[Figure content listings]
━━━━━━━━━━━━━━━━━━━━

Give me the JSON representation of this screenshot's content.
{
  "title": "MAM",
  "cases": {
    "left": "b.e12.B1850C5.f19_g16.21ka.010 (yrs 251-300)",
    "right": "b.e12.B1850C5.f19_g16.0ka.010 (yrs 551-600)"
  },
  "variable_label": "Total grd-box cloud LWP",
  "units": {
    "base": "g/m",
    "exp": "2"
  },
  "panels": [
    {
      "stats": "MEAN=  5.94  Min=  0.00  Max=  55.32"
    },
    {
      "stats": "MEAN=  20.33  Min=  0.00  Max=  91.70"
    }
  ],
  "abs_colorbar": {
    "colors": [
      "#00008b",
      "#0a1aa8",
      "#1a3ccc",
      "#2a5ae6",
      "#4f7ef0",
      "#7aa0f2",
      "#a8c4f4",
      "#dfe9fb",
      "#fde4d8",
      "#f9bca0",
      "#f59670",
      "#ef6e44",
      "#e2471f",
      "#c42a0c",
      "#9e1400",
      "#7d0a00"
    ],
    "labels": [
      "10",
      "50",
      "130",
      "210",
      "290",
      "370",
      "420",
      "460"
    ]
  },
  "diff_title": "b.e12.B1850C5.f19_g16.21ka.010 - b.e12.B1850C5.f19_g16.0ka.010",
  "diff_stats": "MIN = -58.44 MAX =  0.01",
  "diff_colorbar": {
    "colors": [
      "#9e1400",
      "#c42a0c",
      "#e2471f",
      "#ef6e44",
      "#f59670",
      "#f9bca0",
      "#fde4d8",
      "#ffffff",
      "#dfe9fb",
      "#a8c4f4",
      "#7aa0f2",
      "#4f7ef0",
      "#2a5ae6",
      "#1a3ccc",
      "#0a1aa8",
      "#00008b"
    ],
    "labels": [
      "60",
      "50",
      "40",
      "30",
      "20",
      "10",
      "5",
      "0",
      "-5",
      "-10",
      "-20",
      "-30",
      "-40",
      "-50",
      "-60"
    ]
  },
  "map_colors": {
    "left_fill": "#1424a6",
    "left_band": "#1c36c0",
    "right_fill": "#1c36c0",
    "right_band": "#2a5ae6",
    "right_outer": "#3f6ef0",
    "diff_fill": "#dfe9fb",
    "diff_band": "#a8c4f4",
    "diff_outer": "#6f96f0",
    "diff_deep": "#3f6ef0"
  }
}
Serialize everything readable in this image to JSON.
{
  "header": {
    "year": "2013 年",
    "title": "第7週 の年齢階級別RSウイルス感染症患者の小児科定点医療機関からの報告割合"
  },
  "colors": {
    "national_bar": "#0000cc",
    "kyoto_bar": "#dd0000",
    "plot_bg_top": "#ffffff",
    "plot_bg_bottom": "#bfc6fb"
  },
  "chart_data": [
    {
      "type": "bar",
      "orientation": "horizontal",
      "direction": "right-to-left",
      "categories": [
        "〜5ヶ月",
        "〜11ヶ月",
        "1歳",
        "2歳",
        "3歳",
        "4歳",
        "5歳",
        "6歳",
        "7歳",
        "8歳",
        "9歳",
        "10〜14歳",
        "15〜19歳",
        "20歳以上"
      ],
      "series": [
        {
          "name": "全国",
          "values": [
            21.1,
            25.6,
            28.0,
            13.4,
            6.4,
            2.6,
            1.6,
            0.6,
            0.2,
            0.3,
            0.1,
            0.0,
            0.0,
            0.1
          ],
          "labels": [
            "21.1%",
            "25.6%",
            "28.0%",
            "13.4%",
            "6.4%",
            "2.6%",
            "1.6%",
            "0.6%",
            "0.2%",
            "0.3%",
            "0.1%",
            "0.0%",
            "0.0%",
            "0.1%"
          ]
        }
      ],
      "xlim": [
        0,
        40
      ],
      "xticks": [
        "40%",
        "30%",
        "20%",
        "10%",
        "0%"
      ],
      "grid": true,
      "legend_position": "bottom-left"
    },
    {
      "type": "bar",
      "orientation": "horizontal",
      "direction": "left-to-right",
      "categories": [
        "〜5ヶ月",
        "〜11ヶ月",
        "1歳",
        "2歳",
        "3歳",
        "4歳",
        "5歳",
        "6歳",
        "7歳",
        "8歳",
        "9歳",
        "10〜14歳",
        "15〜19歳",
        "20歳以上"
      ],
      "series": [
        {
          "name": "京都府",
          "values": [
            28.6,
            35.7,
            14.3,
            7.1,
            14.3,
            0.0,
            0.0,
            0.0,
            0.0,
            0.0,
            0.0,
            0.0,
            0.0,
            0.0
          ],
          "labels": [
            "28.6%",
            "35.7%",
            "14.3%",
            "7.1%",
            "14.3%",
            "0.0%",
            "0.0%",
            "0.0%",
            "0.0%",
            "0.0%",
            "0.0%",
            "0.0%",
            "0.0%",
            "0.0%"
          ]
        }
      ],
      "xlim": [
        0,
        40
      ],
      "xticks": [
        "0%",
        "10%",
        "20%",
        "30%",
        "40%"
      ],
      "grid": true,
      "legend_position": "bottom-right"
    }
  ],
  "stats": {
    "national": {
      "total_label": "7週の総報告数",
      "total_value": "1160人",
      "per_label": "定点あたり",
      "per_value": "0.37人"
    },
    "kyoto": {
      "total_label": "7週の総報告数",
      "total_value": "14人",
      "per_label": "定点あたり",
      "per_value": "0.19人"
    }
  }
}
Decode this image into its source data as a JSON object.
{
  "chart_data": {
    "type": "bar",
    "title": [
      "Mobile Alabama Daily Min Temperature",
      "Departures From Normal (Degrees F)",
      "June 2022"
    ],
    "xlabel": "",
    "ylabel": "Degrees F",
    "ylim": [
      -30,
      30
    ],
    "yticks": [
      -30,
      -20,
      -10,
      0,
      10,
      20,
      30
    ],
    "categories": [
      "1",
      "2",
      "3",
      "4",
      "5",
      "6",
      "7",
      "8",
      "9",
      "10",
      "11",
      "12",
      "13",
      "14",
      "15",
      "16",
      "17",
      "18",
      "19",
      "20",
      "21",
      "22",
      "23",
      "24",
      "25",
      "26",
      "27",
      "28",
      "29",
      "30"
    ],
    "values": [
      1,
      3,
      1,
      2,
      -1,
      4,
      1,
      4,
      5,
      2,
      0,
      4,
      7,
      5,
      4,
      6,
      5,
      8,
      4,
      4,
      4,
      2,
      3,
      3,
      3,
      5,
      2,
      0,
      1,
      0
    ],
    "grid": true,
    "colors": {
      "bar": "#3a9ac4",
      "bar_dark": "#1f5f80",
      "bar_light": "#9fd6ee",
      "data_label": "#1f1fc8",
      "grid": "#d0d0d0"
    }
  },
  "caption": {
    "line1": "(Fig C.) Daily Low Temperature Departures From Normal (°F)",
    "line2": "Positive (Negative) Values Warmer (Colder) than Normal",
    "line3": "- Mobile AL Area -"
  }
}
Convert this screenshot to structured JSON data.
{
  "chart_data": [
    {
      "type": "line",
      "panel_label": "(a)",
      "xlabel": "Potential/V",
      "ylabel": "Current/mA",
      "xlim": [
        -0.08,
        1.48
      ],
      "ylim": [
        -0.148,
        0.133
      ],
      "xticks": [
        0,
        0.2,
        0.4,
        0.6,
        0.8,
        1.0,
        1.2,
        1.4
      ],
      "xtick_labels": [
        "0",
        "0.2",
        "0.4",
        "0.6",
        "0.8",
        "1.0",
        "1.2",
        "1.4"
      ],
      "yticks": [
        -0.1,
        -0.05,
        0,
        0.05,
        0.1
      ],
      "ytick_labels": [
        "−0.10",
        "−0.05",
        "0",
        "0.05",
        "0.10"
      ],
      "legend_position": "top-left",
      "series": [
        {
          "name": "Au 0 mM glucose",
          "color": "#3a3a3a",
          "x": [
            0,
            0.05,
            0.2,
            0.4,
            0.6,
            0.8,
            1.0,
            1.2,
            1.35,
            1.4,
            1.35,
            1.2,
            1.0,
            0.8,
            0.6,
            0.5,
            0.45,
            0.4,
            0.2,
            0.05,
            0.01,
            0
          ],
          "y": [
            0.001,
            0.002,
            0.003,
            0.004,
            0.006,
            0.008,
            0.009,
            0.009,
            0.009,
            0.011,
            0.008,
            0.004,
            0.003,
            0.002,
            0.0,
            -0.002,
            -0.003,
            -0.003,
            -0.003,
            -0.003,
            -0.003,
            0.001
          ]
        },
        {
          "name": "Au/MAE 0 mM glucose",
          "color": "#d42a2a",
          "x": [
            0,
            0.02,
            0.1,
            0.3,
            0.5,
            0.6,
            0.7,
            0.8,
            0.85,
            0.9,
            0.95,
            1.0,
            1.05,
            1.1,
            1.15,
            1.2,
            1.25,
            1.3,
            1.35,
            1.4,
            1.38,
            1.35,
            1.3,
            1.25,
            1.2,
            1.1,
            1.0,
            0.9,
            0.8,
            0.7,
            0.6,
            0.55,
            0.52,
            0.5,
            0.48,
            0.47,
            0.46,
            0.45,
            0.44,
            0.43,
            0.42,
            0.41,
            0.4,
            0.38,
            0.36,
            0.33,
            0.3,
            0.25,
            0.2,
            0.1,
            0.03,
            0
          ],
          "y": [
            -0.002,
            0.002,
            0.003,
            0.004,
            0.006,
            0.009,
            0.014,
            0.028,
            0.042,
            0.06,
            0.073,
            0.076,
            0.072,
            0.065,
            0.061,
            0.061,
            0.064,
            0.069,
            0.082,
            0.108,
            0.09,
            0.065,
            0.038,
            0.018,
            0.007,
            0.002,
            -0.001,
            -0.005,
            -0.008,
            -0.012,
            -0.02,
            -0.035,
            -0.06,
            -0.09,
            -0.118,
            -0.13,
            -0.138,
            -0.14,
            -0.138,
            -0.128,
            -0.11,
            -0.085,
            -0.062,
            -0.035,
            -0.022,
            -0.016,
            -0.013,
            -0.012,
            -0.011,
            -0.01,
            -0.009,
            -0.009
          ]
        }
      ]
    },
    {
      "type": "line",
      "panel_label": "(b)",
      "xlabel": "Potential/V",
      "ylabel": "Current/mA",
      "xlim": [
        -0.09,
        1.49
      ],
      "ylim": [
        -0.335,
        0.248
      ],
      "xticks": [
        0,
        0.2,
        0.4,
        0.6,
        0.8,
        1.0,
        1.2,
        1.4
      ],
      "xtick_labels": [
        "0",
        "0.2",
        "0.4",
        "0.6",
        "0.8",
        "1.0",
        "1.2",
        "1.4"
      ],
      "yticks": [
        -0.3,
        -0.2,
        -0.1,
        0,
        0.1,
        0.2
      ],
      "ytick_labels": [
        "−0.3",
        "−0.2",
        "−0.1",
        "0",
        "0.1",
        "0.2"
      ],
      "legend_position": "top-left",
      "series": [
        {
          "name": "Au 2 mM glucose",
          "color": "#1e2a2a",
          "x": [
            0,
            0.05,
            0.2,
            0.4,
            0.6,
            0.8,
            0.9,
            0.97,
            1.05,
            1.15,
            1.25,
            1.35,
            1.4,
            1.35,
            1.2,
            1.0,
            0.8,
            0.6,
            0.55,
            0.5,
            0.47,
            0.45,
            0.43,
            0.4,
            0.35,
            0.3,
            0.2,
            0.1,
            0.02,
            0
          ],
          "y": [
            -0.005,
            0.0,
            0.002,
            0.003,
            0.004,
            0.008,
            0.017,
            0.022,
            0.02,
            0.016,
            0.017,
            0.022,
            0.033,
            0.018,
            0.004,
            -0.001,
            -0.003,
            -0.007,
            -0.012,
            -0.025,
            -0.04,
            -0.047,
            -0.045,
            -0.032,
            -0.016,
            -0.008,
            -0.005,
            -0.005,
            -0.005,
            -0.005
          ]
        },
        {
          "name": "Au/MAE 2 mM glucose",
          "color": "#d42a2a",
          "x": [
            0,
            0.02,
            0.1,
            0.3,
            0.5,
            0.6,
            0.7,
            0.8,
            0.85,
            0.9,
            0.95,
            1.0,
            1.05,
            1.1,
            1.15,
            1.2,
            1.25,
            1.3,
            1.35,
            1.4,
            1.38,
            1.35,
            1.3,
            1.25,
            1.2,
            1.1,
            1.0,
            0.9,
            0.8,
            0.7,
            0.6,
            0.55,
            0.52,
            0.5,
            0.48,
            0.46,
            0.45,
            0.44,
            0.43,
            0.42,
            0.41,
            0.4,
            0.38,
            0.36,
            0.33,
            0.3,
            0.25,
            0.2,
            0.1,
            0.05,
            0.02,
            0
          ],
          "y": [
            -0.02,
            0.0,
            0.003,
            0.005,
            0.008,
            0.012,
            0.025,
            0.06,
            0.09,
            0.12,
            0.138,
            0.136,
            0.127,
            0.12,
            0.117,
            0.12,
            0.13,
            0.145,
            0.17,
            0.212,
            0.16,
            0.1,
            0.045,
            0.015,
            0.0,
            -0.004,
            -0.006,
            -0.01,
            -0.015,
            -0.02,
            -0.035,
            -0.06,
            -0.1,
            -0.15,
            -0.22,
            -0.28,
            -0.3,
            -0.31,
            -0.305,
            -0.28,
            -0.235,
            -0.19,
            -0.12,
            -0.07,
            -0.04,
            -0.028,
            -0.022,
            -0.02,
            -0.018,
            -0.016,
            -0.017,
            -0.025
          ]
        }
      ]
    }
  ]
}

━━━━━━━━━━━━━━━━━━━━

TASK DIRECTIONS ->
Locate the word "Departures" in the data above. Copy every line carrying it.

EXPECTED ANSWER ->
      "Departures From Normal (Degrees F)",
    "line1": "(Fig C.) Daily Low Temperature Departures From Normal (°F)",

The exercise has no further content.